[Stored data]
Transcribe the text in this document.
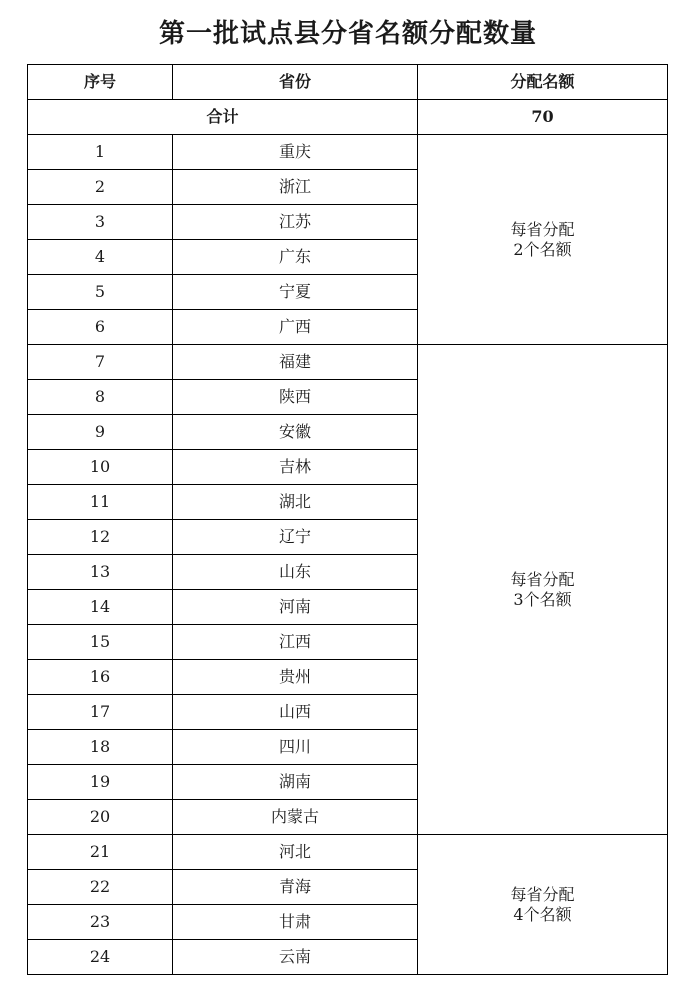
第一批试点县分省名额分配数量
序号	省份	分配名额
合计		70
1	重庆	每省分配
2个名额

2	浙江	
3	江苏	
4	广东	
5	宁夏	
6	广西	
7	福建	每省分配
3个名额

8	陕西	
9	安徽	
10	吉林	
11	湖北	
12	辽宁	
13	山东	
14	河南	
15	江西	
16	贵州	
17	山西	
18	四川	
19	湖南	
20	内蒙古	
21	河北	每省分配
4个名额

22	青海	
23	甘肃	
24	云南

## Task statement
Nothing in the entries above should change when they are printed again, except that the pictures are dropped.

## Result of this task
Transcribe the text in this document.
第一批试点县分省名额分配数量
序号	省份	分配名额
合计		70
1	重庆	每省分配
2个名额

2	浙江	
3	江苏	
4	广东	
5	宁夏	
6	广西	
7	福建	每省分配
3个名额

8	陕西	
9	安徽	
10	吉林	
11	湖北	
12	辽宁	
13	山东	
14	河南	
15	江西	
16	贵州	
17	山西	
18	四川	
19	湖南	
20	内蒙古	
21	河北	每省分配
4个名额

22	青海	
23	甘肃	
24	云南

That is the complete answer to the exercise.